▸ Short task: Gather each line containing the string "this" from these entries.

(Dataset rows)
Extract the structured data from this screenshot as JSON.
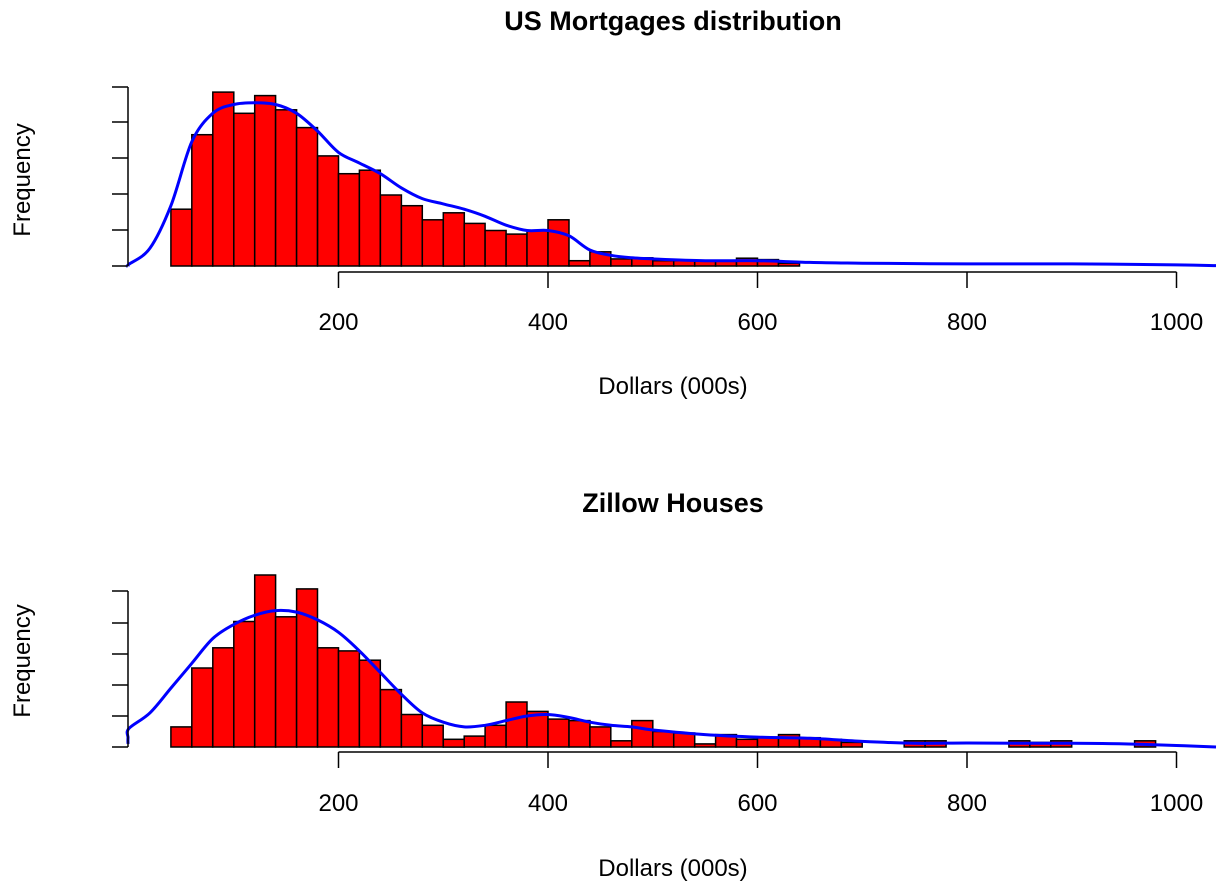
{
  "colors": {
    "bar_fill": "#ff0000",
    "bar_stroke": "#000000",
    "density_line": "#0000ff",
    "axis": "#000000"
  },
  "chart_data": [
    {
      "type": "bar",
      "title": "US Mortgages distribution",
      "xlabel": "Dollars (000s)",
      "ylabel": "Frequency",
      "xlim": [
        -50,
        1050
      ],
      "x_ticks": [
        200,
        400,
        600,
        800,
        1000
      ],
      "y_ticks_shown_without_labels": 6,
      "bin_width": 20,
      "bins": [
        {
          "x0": 40,
          "x1": 60,
          "count": 16
        },
        {
          "x0": 60,
          "x1": 80,
          "count": 37
        },
        {
          "x0": 80,
          "x1": 100,
          "count": 49
        },
        {
          "x0": 100,
          "x1": 120,
          "count": 43
        },
        {
          "x0": 120,
          "x1": 140,
          "count": 48
        },
        {
          "x0": 140,
          "x1": 160,
          "count": 44
        },
        {
          "x0": 160,
          "x1": 180,
          "count": 39
        },
        {
          "x0": 180,
          "x1": 200,
          "count": 31
        },
        {
          "x0": 200,
          "x1": 220,
          "count": 26
        },
        {
          "x0": 220,
          "x1": 240,
          "count": 27
        },
        {
          "x0": 240,
          "x1": 260,
          "count": 20
        },
        {
          "x0": 260,
          "x1": 280,
          "count": 17
        },
        {
          "x0": 280,
          "x1": 300,
          "count": 13
        },
        {
          "x0": 300,
          "x1": 320,
          "count": 15
        },
        {
          "x0": 320,
          "x1": 340,
          "count": 12
        },
        {
          "x0": 340,
          "x1": 360,
          "count": 10
        },
        {
          "x0": 360,
          "x1": 380,
          "count": 9
        },
        {
          "x0": 380,
          "x1": 400,
          "count": 10
        },
        {
          "x0": 400,
          "x1": 420,
          "count": 13
        },
        {
          "x0": 420,
          "x1": 440,
          "count": 1.5
        },
        {
          "x0": 440,
          "x1": 460,
          "count": 4
        },
        {
          "x0": 460,
          "x1": 480,
          "count": 2
        },
        {
          "x0": 480,
          "x1": 500,
          "count": 2.3
        },
        {
          "x0": 500,
          "x1": 520,
          "count": 1.5
        },
        {
          "x0": 520,
          "x1": 540,
          "count": 1.5
        },
        {
          "x0": 540,
          "x1": 560,
          "count": 1.5
        },
        {
          "x0": 560,
          "x1": 580,
          "count": 1.5
        },
        {
          "x0": 580,
          "x1": 600,
          "count": 2.2
        },
        {
          "x0": 600,
          "x1": 620,
          "count": 1.8
        },
        {
          "x0": 620,
          "x1": 640,
          "count": 0.8
        }
      ],
      "density_curve": {
        "x": [
          -50,
          0,
          20,
          40,
          60,
          80,
          100,
          120,
          140,
          160,
          180,
          200,
          220,
          240,
          260,
          280,
          300,
          320,
          340,
          360,
          380,
          400,
          420,
          440,
          460,
          480,
          500,
          550,
          600,
          650,
          700,
          800,
          900,
          1000,
          1050
        ],
        "y": [
          0,
          0.5,
          5,
          17,
          35,
          43,
          45.5,
          46,
          45.5,
          43,
          38,
          32,
          29,
          26,
          22,
          19,
          17.5,
          16,
          14,
          11.5,
          10,
          10,
          8.5,
          4.5,
          3,
          2.3,
          2,
          1.5,
          1.5,
          1,
          0.8,
          0.6,
          0.6,
          0.3,
          0.1
        ]
      }
    },
    {
      "type": "bar",
      "title": "Zillow Houses",
      "xlabel": "Dollars (000s)",
      "ylabel": "Frequency",
      "xlim": [
        -50,
        1050
      ],
      "x_ticks": [
        200,
        400,
        600,
        800,
        1000
      ],
      "y_ticks_shown_without_labels": 6,
      "bin_width": 20,
      "bins": [
        {
          "x0": 40,
          "x1": 60,
          "count": 6.5
        },
        {
          "x0": 60,
          "x1": 80,
          "count": 25.5
        },
        {
          "x0": 80,
          "x1": 100,
          "count": 32
        },
        {
          "x0": 100,
          "x1": 120,
          "count": 40.5
        },
        {
          "x0": 120,
          "x1": 140,
          "count": 55.5
        },
        {
          "x0": 140,
          "x1": 160,
          "count": 42
        },
        {
          "x0": 160,
          "x1": 180,
          "count": 51
        },
        {
          "x0": 180,
          "x1": 200,
          "count": 32
        },
        {
          "x0": 200,
          "x1": 220,
          "count": 31
        },
        {
          "x0": 220,
          "x1": 240,
          "count": 28
        },
        {
          "x0": 240,
          "x1": 260,
          "count": 18.5
        },
        {
          "x0": 260,
          "x1": 280,
          "count": 10.5
        },
        {
          "x0": 280,
          "x1": 300,
          "count": 7
        },
        {
          "x0": 300,
          "x1": 320,
          "count": 2.5
        },
        {
          "x0": 320,
          "x1": 340,
          "count": 3.5
        },
        {
          "x0": 340,
          "x1": 360,
          "count": 7
        },
        {
          "x0": 360,
          "x1": 380,
          "count": 14.5
        },
        {
          "x0": 380,
          "x1": 400,
          "count": 11.5
        },
        {
          "x0": 400,
          "x1": 420,
          "count": 9
        },
        {
          "x0": 420,
          "x1": 440,
          "count": 8.5
        },
        {
          "x0": 440,
          "x1": 460,
          "count": 6.5
        },
        {
          "x0": 460,
          "x1": 480,
          "count": 2
        },
        {
          "x0": 480,
          "x1": 500,
          "count": 8.5
        },
        {
          "x0": 500,
          "x1": 520,
          "count": 5
        },
        {
          "x0": 520,
          "x1": 540,
          "count": 4.5
        },
        {
          "x0": 540,
          "x1": 560,
          "count": 1
        },
        {
          "x0": 560,
          "x1": 580,
          "count": 4
        },
        {
          "x0": 580,
          "x1": 600,
          "count": 2.5
        },
        {
          "x0": 600,
          "x1": 620,
          "count": 3
        },
        {
          "x0": 620,
          "x1": 640,
          "count": 4
        },
        {
          "x0": 640,
          "x1": 660,
          "count": 3
        },
        {
          "x0": 660,
          "x1": 680,
          "count": 2.5
        },
        {
          "x0": 680,
          "x1": 700,
          "count": 1.5
        },
        {
          "x0": 740,
          "x1": 760,
          "count": 2
        },
        {
          "x0": 760,
          "x1": 780,
          "count": 2
        },
        {
          "x0": 840,
          "x1": 860,
          "count": 2
        },
        {
          "x0": 860,
          "x1": 880,
          "count": 1.5
        },
        {
          "x0": 880,
          "x1": 900,
          "count": 2
        },
        {
          "x0": 960,
          "x1": 980,
          "count": 2
        }
      ],
      "density_curve": {
        "x": [
          -50,
          -20,
          0,
          20,
          40,
          60,
          80,
          100,
          120,
          140,
          160,
          180,
          200,
          220,
          240,
          260,
          280,
          300,
          320,
          340,
          360,
          380,
          400,
          420,
          440,
          460,
          480,
          500,
          550,
          600,
          650,
          700,
          750,
          800,
          850,
          900,
          950,
          1000,
          1050
        ],
        "y": [
          1,
          3,
          6,
          11,
          19,
          27,
          35,
          39.5,
          42.5,
          44,
          43.5,
          41,
          37,
          31,
          24,
          17,
          11,
          8,
          6.5,
          7,
          8.5,
          10,
          10.5,
          9.5,
          8,
          7,
          6.5,
          5.5,
          4,
          3.2,
          2.8,
          1.8,
          1.2,
          1.3,
          1.2,
          1.2,
          1.0,
          0.5,
          0
        ]
      }
    }
  ]
}
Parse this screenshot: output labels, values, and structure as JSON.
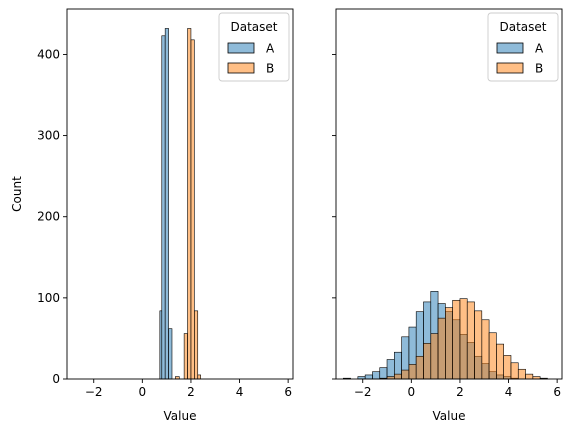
{
  "chart_data": [
    {
      "type": "bar",
      "panel": "left",
      "xlabel": "Value",
      "ylabel": "Count",
      "xlim": [
        -3.1,
        6.2
      ],
      "ylim": [
        0,
        456
      ],
      "xticks": [
        -2,
        0,
        2,
        4,
        6
      ],
      "yticks": [
        0,
        100,
        200,
        300,
        400
      ],
      "legend": {
        "title": "Dataset",
        "placement": "top-right",
        "entries": [
          "A",
          "B"
        ]
      },
      "series": [
        {
          "name": "A",
          "color": "#1f77b4",
          "bins": [
            [
              0.72,
              0.8,
              84
            ],
            [
              0.8,
              0.94,
              423
            ],
            [
              0.94,
              1.08,
              432
            ],
            [
              1.08,
              1.22,
              62
            ]
          ]
        },
        {
          "name": "B",
          "color": "#ff7f0e",
          "bins": [
            [
              1.36,
              1.52,
              3
            ],
            [
              1.72,
              1.86,
              56
            ],
            [
              1.86,
              2.0,
              432
            ],
            [
              2.0,
              2.14,
              418
            ],
            [
              2.14,
              2.28,
              84
            ],
            [
              2.28,
              2.4,
              5
            ]
          ]
        }
      ]
    },
    {
      "type": "bar",
      "panel": "right",
      "xlabel": "Value",
      "ylabel": "",
      "xlim": [
        -3.1,
        6.2
      ],
      "ylim": [
        0,
        456
      ],
      "xticks": [
        -2,
        0,
        2,
        4,
        6
      ],
      "yticks": [
        0,
        100,
        200,
        300,
        400
      ],
      "legend": {
        "title": "Dataset",
        "placement": "top-right",
        "entries": [
          "A",
          "B"
        ]
      },
      "bin_start": -2.8,
      "bin_width": 0.3,
      "series": [
        {
          "name": "A",
          "color": "#1f77b4",
          "counts": [
            1,
            0,
            3,
            5,
            9,
            14,
            24,
            33,
            52,
            64,
            83,
            95,
            108,
            93,
            83,
            73,
            55,
            45,
            28,
            19,
            9,
            5,
            3,
            1,
            0,
            0,
            0,
            0
          ]
        },
        {
          "name": "B",
          "color": "#ff7f0e",
          "counts": [
            0,
            0,
            0,
            0,
            0,
            1,
            3,
            6,
            11,
            18,
            28,
            44,
            56,
            75,
            88,
            97,
            99,
            95,
            84,
            73,
            57,
            43,
            29,
            20,
            12,
            6,
            3,
            1
          ]
        }
      ]
    }
  ]
}
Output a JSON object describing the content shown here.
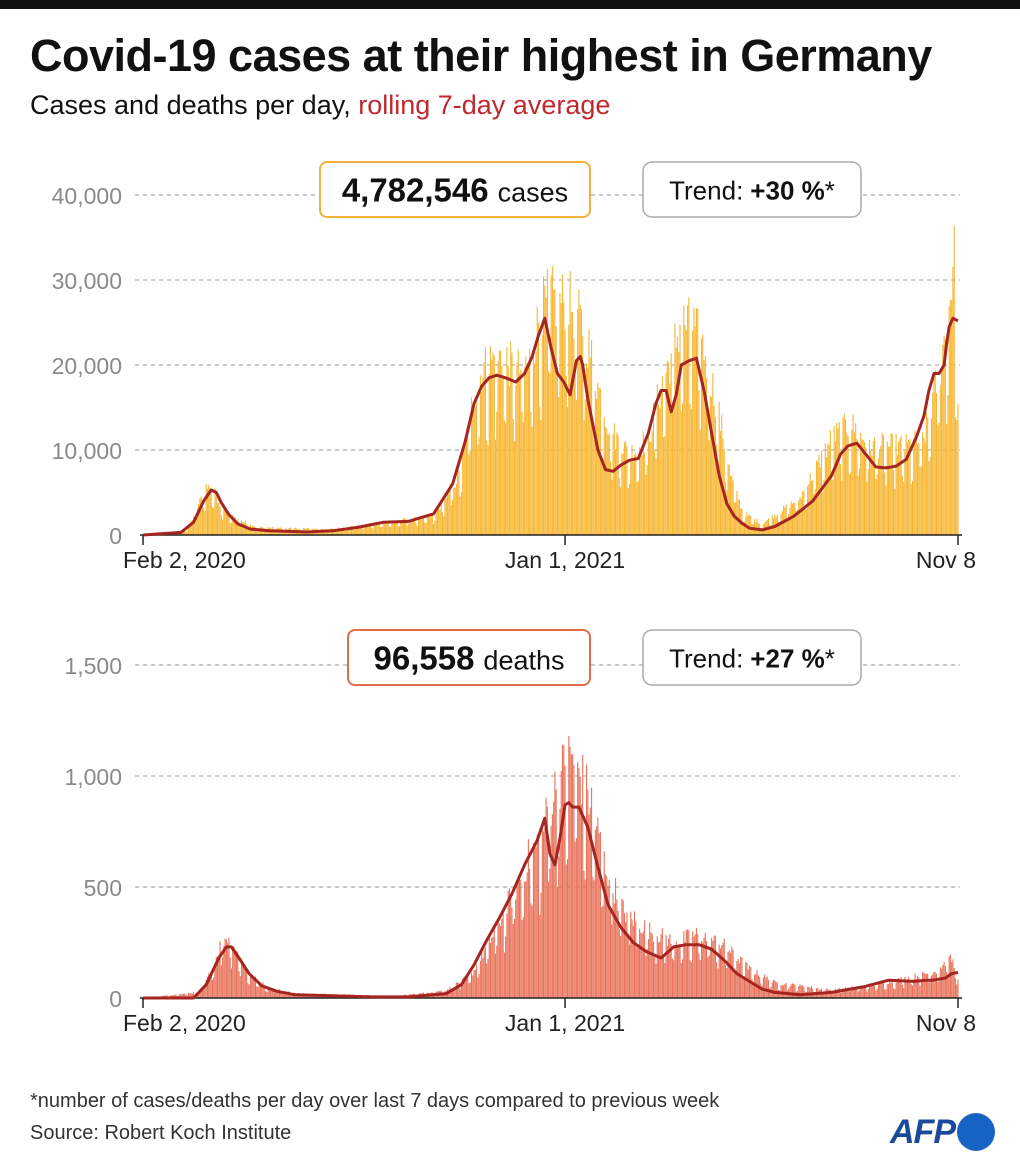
{
  "header": {
    "title": "Covid-19 cases at their highest in Germany",
    "subtitle_main": "Cases and deaths per day, ",
    "subtitle_accent": "rolling 7-day average"
  },
  "colors": {
    "cases_bar": "#f7b733",
    "deaths_bar": "#e8735c",
    "average_line": "#a52521",
    "cases_box_border": "#f3b03c",
    "deaths_box_border": "#df6e4c",
    "trend_box_border": "#aaaaaa",
    "axis_text": "#8a8a8a",
    "accent": "#c0282d"
  },
  "footer": {
    "footnote": "*number of cases/deaths per day over last 7 days compared to previous week",
    "source": "Source: Robert Koch Institute",
    "logo_text": "AFP"
  },
  "chart_data": [
    {
      "type": "bar",
      "name": "cases",
      "total_value": "4,782,546",
      "total_label": "cases",
      "trend_label": "Trend:",
      "trend_value": "+30 %",
      "trend_suffix": "*",
      "ylim": [
        0,
        40000
      ],
      "y_ticks": [
        0,
        10000,
        20000,
        30000,
        40000
      ],
      "y_tick_labels": [
        "0",
        "10,000",
        "20,000",
        "30,000",
        "40,000"
      ],
      "x_tick_labels": [
        {
          "label": "Feb 2, 2020",
          "day": 0
        },
        {
          "label": "Jan 1, 2021",
          "day": 334
        },
        {
          "label": "Nov 8",
          "day": 645
        }
      ],
      "x_range_days": [
        0,
        645
      ],
      "average_series": {
        "name": "rolling 7-day average",
        "days": [
          0,
          30,
          40,
          48,
          54,
          58,
          62,
          68,
          75,
          85,
          100,
          130,
          150,
          170,
          190,
          210,
          230,
          245,
          255,
          262,
          268,
          274,
          280,
          287,
          295,
          302,
          308,
          313,
          318,
          323,
          328,
          333,
          338,
          343,
          346,
          348,
          352,
          356,
          360,
          366,
          372,
          378,
          385,
          392,
          400,
          406,
          410,
          414,
          418,
          422,
          426,
          432,
          438,
          444,
          450,
          456,
          462,
          468,
          474,
          480,
          490,
          500,
          515,
          530,
          545,
          552,
          558,
          565,
          572,
          580,
          588,
          596,
          604,
          612,
          618,
          622,
          626,
          630,
          634,
          636,
          638,
          641,
          645
        ],
        "values": [
          0,
          300,
          1500,
          4000,
          5300,
          5000,
          3800,
          2400,
          1300,
          700,
          500,
          350,
          500,
          900,
          1500,
          1600,
          2500,
          6000,
          11000,
          15500,
          17500,
          18500,
          18800,
          18500,
          18000,
          19000,
          21000,
          23500,
          25500,
          22000,
          19000,
          18000,
          16500,
          20500,
          21000,
          20000,
          16000,
          13000,
          10000,
          7700,
          7500,
          8200,
          8800,
          9000,
          12000,
          15500,
          17000,
          17000,
          14500,
          16500,
          20000,
          20500,
          20800,
          17000,
          12000,
          7000,
          3700,
          2200,
          1400,
          800,
          600,
          1000,
          2200,
          4000,
          7000,
          9500,
          10500,
          10800,
          9500,
          8000,
          7900,
          8100,
          8900,
          11500,
          14000,
          17000,
          19000,
          19000,
          20000,
          22500,
          24500,
          25500,
          25200
        ]
      },
      "daily_envelope": {
        "days": [
          0,
          35,
          45,
          50,
          55,
          62,
          70,
          90,
          150,
          230,
          250,
          262,
          268,
          275,
          285,
          295,
          305,
          315,
          322,
          330,
          335,
          345,
          352,
          360,
          370,
          385,
          400,
          410,
          418,
          426,
          436,
          444,
          455,
          465,
          475,
          490,
          520,
          545,
          560,
          575,
          590,
          605,
          618,
          630,
          636,
          640,
          642,
          645
        ],
        "values": [
          0,
          600,
          4500,
          6500,
          6200,
          4000,
          2500,
          1000,
          800,
          2500,
          8000,
          19000,
          22000,
          23500,
          24000,
          22000,
          23000,
          30000,
          32000,
          31000,
          32000,
          29000,
          26000,
          20000,
          14000,
          11000,
          13000,
          20000,
          24000,
          28500,
          28000,
          25000,
          17000,
          8000,
          3000,
          1500,
          5000,
          13000,
          15000,
          12000,
          12000,
          12000,
          13000,
          22000,
          28000,
          34500,
          37000,
          16000
        ]
      }
    },
    {
      "type": "bar",
      "name": "deaths",
      "total_value": "96,558",
      "total_label": "deaths",
      "trend_label": "Trend:",
      "trend_value": "+27 %",
      "trend_suffix": "*",
      "ylim": [
        0,
        1500
      ],
      "y_ticks": [
        0,
        500,
        1000,
        1500
      ],
      "y_tick_labels": [
        "0",
        "500",
        "1,000",
        "1,500"
      ],
      "x_tick_labels": [
        {
          "label": "Feb 2, 2020",
          "day": 0
        },
        {
          "label": "Jan 1, 2021",
          "day": 334
        },
        {
          "label": "Nov 8",
          "day": 645
        }
      ],
      "x_range_days": [
        0,
        645
      ],
      "average_series": {
        "name": "rolling 7-day average",
        "days": [
          0,
          40,
          50,
          60,
          66,
          70,
          76,
          84,
          94,
          106,
          120,
          150,
          180,
          210,
          240,
          252,
          262,
          272,
          282,
          292,
          302,
          312,
          318,
          322,
          326,
          330,
          334,
          337,
          340,
          345,
          352,
          360,
          368,
          378,
          388,
          398,
          410,
          420,
          430,
          440,
          450,
          460,
          470,
          480,
          490,
          500,
          520,
          545,
          570,
          590,
          610,
          620,
          625,
          635,
          640,
          645
        ],
        "values": [
          0,
          0,
          60,
          180,
          230,
          230,
          180,
          110,
          55,
          30,
          15,
          10,
          5,
          5,
          20,
          60,
          150,
          260,
          360,
          470,
          600,
          710,
          810,
          650,
          600,
          720,
          870,
          880,
          860,
          860,
          770,
          590,
          420,
          320,
          250,
          210,
          180,
          230,
          240,
          240,
          220,
          170,
          110,
          75,
          40,
          25,
          15,
          25,
          50,
          80,
          75,
          80,
          80,
          90,
          110,
          115
        ]
      },
      "daily_envelope": {
        "days": [
          0,
          45,
          55,
          62,
          68,
          74,
          84,
          100,
          120,
          200,
          240,
          260,
          275,
          290,
          305,
          315,
          322,
          328,
          334,
          340,
          346,
          355,
          365,
          380,
          400,
          420,
          440,
          460,
          480,
          500,
          545,
          580,
          610,
          628,
          636,
          640,
          645
        ],
        "values": [
          0,
          30,
          150,
          290,
          320,
          240,
          120,
          50,
          25,
          10,
          40,
          120,
          300,
          500,
          720,
          820,
          1000,
          1100,
          1200,
          1250,
          1150,
          1000,
          700,
          450,
          350,
          290,
          330,
          270,
          150,
          80,
          40,
          70,
          110,
          140,
          190,
          200,
          110
        ]
      }
    }
  ]
}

▸ Answer to the task:
Extract the structured data from this screenshot as JSON.
Parse this screenshot: output labels, values, and structure as JSON.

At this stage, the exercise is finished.